• [GOAL OF THE EXERCISE]
Go through the entries below and print each one exactly, leaving out pictures.

• [SOURCE DATA]
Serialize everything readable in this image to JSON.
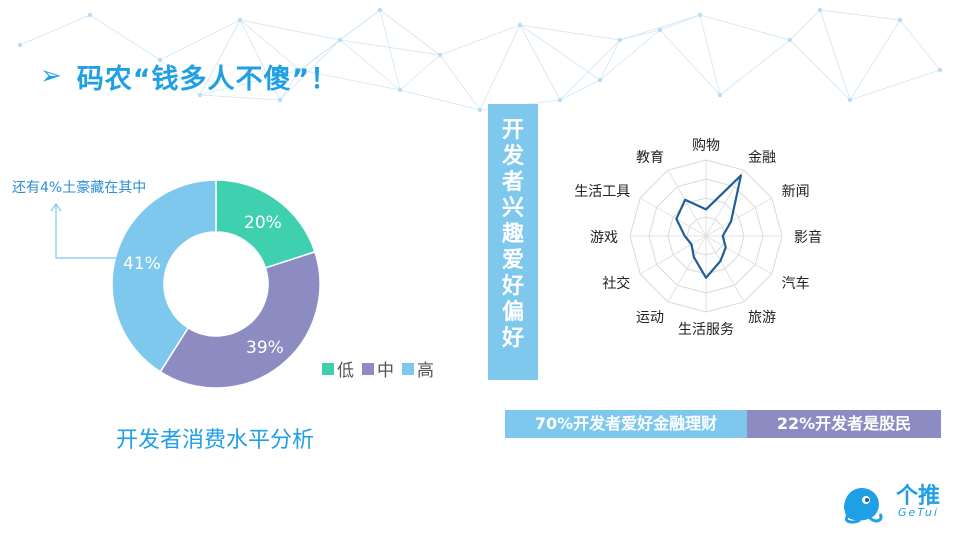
{
  "title": "码农“钱多人不傻”！",
  "title_arrow": "➢",
  "donut": {
    "caption": "开发者消费水平分析",
    "note": "还有4%土豪藏在其中",
    "segments": [
      {
        "label": "低",
        "value": 20,
        "pct_text": "20%",
        "color": "#3fd0b0"
      },
      {
        "label": "中",
        "value": 39,
        "pct_text": "39%",
        "color": "#8c8cc2"
      },
      {
        "label": "高",
        "value": 41,
        "pct_text": "41%",
        "color": "#7ec8ee"
      }
    ]
  },
  "interest_heading": "开发者兴趣爱好偏好",
  "chart_data": {
    "type": "radar",
    "title": "开发者兴趣爱好偏好",
    "categories": [
      "购物",
      "金融",
      "新闻",
      "影音",
      "汽车",
      "旅游",
      "生活服务",
      "运动",
      "社交",
      "游戏",
      "生活工具",
      "教育"
    ],
    "values": [
      0.35,
      0.92,
      0.38,
      0.22,
      0.3,
      0.38,
      0.55,
      0.32,
      0.22,
      0.28,
      0.45,
      0.55
    ],
    "line_color": "#1f5f99",
    "grid_rings": 4
  },
  "stats": {
    "finance": "70%开发者爱好金融理财",
    "stocks": "22%开发者是股民"
  },
  "logo": {
    "cn": "个推",
    "en": "GeTui"
  }
}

• [OUTPUT FOR THIS EXERCISE]
Serialize everything readable in this image to JSON.
{
  "title": "码农“钱多人不傻”！",
  "title_arrow": "➢",
  "donut": {
    "caption": "开发者消费水平分析",
    "note": "还有4%土豪藏在其中",
    "segments": [
      {
        "label": "低",
        "value": 20,
        "pct_text": "20%",
        "color": "#3fd0b0"
      },
      {
        "label": "中",
        "value": 39,
        "pct_text": "39%",
        "color": "#8c8cc2"
      },
      {
        "label": "高",
        "value": 41,
        "pct_text": "41%",
        "color": "#7ec8ee"
      }
    ]
  },
  "interest_heading": "开发者兴趣爱好偏好",
  "chart_data": {
    "type": "radar",
    "title": "开发者兴趣爱好偏好",
    "categories": [
      "购物",
      "金融",
      "新闻",
      "影音",
      "汽车",
      "旅游",
      "生活服务",
      "运动",
      "社交",
      "游戏",
      "生活工具",
      "教育"
    ],
    "values": [
      0.35,
      0.92,
      0.38,
      0.22,
      0.3,
      0.38,
      0.55,
      0.32,
      0.22,
      0.28,
      0.45,
      0.55
    ],
    "line_color": "#1f5f99",
    "grid_rings": 4
  },
  "stats": {
    "finance": "70%开发者爱好金融理财",
    "stocks": "22%开发者是股民"
  },
  "logo": {
    "cn": "个推",
    "en": "GeTui"
  }
}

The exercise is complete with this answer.